-- Written problem --
Which lines hold the word "Tide"? Copy each one.
☆ ☆ ☆ ☆ ☆ ☆ ☆
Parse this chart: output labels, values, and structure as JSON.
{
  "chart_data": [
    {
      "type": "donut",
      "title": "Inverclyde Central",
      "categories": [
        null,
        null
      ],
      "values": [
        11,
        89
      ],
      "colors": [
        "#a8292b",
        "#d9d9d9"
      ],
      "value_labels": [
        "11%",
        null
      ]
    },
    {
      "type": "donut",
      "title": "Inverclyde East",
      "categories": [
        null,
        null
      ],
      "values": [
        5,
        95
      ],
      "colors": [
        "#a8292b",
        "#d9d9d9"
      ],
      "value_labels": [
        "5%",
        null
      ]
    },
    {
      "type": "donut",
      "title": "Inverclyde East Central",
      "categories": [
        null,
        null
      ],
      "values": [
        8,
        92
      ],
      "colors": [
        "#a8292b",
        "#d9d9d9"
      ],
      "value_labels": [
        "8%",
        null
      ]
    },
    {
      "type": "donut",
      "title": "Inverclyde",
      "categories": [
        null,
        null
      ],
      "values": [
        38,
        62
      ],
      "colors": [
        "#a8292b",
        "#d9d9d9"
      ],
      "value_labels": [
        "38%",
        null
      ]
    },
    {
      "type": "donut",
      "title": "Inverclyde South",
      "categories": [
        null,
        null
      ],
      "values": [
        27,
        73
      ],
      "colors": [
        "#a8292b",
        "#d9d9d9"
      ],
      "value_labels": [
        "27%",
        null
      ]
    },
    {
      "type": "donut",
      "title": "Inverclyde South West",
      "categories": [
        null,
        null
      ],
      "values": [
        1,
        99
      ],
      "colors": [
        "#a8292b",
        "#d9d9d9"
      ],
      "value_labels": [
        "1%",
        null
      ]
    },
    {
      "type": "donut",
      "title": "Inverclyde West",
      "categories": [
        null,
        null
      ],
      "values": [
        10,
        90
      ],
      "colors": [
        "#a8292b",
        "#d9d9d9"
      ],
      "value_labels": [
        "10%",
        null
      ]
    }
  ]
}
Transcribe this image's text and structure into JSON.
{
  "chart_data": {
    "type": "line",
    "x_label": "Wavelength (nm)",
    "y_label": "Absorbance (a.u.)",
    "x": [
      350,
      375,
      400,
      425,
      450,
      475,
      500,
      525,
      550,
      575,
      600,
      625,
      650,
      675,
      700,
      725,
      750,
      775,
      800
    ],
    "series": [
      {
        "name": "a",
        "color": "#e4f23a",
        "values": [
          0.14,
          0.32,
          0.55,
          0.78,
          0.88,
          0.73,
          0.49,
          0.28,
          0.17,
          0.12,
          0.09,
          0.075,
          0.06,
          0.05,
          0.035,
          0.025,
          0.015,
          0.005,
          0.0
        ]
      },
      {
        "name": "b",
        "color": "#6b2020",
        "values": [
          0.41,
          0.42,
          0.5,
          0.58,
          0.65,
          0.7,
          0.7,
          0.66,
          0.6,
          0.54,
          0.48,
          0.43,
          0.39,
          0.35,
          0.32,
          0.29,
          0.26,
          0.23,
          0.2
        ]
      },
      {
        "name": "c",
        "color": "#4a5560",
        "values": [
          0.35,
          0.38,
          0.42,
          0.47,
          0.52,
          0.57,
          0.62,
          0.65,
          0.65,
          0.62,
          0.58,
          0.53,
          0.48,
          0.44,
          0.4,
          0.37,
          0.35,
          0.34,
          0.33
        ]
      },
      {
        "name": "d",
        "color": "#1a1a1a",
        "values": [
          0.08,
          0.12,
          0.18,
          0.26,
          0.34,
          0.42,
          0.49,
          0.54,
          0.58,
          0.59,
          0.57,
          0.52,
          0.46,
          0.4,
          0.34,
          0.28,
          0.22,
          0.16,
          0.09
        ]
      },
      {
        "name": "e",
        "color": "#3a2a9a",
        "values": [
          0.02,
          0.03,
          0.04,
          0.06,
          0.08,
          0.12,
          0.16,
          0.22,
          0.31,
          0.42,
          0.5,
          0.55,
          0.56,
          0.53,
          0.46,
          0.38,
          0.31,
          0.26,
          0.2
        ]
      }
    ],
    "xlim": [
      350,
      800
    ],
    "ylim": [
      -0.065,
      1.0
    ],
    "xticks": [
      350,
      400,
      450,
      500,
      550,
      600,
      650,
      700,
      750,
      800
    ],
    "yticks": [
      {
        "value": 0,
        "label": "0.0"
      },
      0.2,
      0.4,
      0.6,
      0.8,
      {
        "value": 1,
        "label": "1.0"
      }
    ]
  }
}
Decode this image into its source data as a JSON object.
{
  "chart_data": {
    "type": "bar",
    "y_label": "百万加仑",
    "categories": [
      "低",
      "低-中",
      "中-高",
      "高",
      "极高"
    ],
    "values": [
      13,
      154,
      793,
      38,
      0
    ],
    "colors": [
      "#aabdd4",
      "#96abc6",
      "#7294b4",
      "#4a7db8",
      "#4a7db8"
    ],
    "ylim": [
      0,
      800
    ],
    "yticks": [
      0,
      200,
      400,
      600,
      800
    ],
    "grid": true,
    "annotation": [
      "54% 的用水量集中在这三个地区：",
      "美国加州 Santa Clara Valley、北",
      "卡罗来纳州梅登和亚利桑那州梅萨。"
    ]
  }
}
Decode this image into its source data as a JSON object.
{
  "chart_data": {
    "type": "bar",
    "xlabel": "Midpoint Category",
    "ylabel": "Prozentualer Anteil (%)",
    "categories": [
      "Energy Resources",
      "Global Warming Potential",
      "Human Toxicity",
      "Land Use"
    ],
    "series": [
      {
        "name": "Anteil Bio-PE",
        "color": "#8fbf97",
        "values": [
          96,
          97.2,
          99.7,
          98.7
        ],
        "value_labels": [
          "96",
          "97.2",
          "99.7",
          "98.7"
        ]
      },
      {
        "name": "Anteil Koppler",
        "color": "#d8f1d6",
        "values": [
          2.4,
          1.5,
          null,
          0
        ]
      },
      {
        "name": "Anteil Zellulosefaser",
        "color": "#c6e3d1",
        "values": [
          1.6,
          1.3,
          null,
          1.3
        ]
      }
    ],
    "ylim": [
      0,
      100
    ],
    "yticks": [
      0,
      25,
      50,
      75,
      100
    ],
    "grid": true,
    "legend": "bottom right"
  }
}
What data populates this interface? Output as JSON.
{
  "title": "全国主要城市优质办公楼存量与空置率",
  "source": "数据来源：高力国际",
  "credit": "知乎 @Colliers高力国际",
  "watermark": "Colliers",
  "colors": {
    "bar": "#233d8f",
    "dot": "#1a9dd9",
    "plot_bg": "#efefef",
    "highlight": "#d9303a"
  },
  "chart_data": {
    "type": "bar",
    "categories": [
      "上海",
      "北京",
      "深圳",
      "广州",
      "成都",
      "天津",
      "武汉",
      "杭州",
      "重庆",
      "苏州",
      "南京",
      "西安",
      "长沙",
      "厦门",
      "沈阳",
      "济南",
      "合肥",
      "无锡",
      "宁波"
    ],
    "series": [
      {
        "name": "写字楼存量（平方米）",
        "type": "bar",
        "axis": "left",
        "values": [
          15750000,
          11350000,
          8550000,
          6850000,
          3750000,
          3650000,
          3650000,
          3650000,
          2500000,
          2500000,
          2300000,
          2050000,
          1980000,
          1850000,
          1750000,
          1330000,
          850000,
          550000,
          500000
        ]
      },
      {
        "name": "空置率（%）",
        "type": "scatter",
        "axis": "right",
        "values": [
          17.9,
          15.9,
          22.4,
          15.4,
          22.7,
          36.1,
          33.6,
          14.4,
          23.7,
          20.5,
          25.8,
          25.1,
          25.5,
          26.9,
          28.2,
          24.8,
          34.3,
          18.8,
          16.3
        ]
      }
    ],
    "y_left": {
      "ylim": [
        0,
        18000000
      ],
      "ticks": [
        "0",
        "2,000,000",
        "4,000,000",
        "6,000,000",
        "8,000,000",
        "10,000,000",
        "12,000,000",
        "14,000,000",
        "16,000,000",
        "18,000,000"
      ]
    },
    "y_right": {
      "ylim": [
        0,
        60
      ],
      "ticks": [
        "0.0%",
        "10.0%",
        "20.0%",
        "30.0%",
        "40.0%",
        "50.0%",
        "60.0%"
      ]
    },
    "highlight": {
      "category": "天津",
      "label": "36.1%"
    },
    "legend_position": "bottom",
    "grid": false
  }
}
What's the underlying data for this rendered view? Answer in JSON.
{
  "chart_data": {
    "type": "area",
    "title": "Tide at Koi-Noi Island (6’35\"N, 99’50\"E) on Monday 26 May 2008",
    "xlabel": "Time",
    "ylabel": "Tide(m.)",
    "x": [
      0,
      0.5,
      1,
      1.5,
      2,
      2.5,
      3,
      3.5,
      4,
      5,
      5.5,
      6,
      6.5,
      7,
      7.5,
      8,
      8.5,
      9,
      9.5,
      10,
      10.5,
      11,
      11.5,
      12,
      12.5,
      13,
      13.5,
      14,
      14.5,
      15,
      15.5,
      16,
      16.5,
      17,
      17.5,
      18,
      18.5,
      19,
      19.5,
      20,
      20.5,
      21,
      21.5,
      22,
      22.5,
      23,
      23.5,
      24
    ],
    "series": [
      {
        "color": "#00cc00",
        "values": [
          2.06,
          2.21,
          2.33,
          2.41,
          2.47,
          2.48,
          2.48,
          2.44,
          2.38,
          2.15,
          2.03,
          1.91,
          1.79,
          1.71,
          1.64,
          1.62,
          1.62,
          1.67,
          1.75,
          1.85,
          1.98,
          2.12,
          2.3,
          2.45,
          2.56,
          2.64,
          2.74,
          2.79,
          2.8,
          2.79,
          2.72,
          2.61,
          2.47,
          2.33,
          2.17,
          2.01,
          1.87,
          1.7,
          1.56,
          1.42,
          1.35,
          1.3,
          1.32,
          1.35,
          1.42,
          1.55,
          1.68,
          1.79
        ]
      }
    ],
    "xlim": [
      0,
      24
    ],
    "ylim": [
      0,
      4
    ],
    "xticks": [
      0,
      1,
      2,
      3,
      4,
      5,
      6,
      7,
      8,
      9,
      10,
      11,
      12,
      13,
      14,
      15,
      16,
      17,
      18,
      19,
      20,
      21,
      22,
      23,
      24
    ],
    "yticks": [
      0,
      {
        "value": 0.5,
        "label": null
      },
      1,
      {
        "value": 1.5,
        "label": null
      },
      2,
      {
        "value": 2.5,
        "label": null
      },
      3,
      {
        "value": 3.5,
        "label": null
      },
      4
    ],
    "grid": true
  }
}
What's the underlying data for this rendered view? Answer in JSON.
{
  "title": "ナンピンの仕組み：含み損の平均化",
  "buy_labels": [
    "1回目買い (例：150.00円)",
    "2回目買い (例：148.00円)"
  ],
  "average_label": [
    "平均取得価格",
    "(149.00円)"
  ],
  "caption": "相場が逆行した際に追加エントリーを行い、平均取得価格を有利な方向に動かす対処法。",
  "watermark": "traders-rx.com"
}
☆ ☆ ☆ ☆ ☆ ☆ ☆
-- Response --
    "title": "Tide at Koi-Noi Island (6’35\"N, 99’50\"E) on Monday 26 May 2008",
    "ylabel": "Tide(m.)",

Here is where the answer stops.